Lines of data
+ + + + +

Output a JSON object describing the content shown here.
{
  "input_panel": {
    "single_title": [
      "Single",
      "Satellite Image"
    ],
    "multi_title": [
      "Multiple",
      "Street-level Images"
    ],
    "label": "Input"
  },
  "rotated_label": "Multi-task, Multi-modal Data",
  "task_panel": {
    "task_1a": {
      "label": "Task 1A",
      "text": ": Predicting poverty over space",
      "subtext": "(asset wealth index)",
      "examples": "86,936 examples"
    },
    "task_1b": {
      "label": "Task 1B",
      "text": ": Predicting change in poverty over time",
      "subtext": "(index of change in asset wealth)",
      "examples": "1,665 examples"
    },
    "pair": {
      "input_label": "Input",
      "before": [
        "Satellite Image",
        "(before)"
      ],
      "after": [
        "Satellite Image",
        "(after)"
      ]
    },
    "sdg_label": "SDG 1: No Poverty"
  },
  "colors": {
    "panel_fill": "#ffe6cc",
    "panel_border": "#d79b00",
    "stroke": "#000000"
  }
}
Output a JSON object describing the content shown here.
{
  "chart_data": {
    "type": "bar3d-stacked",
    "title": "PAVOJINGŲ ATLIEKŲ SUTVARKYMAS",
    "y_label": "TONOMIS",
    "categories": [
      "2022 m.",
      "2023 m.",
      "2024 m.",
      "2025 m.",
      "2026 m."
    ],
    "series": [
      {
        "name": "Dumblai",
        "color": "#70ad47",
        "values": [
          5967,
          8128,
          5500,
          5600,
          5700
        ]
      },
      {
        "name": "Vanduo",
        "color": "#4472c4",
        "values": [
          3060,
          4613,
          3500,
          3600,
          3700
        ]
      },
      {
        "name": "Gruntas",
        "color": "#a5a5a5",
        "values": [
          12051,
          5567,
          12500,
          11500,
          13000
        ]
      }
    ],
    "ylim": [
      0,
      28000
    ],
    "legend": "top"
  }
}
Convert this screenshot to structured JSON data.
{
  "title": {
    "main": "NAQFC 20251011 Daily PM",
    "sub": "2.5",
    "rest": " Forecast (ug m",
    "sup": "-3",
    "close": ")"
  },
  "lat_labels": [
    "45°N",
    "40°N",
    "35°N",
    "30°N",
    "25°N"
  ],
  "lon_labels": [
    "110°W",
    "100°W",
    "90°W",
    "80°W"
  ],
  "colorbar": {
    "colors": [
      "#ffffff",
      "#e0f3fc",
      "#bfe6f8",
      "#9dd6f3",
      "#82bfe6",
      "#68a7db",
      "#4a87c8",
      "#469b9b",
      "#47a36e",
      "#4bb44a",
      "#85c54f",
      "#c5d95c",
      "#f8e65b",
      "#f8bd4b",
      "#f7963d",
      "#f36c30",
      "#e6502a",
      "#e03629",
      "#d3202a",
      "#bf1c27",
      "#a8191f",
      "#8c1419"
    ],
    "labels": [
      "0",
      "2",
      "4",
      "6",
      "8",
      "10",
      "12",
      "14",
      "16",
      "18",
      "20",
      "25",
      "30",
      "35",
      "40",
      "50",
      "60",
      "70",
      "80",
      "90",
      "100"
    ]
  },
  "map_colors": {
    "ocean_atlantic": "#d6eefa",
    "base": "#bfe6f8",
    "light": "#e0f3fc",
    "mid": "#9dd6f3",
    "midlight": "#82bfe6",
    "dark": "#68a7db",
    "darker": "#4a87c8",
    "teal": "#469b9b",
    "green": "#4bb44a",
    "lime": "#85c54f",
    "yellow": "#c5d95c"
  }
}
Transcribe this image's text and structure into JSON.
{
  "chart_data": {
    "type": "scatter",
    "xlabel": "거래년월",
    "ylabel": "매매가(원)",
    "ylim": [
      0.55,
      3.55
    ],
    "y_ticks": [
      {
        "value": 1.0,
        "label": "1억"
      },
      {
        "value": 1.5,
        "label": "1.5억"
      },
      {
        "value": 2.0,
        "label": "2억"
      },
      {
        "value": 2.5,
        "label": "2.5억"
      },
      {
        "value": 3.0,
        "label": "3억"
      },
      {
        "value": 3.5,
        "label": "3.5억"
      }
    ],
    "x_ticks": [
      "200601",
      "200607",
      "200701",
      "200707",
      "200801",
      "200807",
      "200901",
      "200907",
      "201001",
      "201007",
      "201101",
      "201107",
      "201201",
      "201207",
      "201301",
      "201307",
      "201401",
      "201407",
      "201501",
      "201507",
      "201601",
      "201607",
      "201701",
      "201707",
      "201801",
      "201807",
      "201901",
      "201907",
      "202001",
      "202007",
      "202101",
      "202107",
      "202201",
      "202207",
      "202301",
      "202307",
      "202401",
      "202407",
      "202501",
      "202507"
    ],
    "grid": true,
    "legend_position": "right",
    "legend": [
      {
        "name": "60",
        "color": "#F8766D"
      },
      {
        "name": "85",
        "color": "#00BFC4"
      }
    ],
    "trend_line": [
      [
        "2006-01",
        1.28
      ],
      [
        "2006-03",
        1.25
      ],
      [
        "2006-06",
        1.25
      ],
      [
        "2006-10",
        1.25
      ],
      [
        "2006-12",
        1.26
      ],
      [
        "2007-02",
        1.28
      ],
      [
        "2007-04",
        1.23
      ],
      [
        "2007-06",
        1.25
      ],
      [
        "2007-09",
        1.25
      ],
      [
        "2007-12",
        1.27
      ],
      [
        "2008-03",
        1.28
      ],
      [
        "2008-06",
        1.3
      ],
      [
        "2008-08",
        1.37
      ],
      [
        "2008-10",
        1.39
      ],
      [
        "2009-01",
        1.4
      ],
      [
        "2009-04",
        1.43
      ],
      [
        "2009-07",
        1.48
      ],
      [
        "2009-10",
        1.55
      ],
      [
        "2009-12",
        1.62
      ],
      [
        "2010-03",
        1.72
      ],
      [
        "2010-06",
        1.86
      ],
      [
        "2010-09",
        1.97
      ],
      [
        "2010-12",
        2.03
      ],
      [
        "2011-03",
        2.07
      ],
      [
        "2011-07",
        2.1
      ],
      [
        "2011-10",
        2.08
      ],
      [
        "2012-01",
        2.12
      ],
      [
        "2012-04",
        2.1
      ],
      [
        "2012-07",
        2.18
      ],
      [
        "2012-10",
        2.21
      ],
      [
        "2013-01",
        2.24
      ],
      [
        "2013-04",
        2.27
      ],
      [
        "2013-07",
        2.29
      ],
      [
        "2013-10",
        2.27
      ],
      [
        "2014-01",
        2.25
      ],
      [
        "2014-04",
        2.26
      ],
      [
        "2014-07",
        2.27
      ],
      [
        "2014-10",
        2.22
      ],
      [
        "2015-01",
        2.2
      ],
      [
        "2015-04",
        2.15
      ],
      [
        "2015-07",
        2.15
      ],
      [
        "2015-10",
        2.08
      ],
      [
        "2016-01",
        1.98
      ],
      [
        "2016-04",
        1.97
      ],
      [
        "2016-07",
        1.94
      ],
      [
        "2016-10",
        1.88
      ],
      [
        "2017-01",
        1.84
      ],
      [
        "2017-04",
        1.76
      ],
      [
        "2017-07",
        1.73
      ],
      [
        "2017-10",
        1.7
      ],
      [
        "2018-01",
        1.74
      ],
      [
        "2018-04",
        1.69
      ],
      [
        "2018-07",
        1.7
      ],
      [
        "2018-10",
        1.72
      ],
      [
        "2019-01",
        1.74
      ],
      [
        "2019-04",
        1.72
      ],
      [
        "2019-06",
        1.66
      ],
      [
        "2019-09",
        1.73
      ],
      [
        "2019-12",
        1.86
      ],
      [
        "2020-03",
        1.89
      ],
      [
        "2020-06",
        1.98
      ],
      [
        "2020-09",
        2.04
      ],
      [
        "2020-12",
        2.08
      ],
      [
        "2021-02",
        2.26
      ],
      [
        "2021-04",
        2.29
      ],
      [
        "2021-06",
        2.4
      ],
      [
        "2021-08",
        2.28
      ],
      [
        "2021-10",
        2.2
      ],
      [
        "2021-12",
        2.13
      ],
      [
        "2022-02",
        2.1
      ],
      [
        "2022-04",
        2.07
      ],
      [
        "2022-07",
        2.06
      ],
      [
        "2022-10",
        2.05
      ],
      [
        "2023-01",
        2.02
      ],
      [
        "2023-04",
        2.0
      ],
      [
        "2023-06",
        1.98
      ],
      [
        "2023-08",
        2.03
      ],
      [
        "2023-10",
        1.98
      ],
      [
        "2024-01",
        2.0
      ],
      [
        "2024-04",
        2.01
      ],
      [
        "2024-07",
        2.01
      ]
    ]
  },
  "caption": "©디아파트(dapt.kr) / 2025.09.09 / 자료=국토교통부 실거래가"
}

+ + + + +

**Exercise aim:**
From the data, pick out every line that includes "JSON".

**Task output:**
Output a JSON object describing the content shown here.
Output a JSON object describing the content shown here.
Convert this screenshot to structured JSON data.
Transcribe this image's text and structure into JSON.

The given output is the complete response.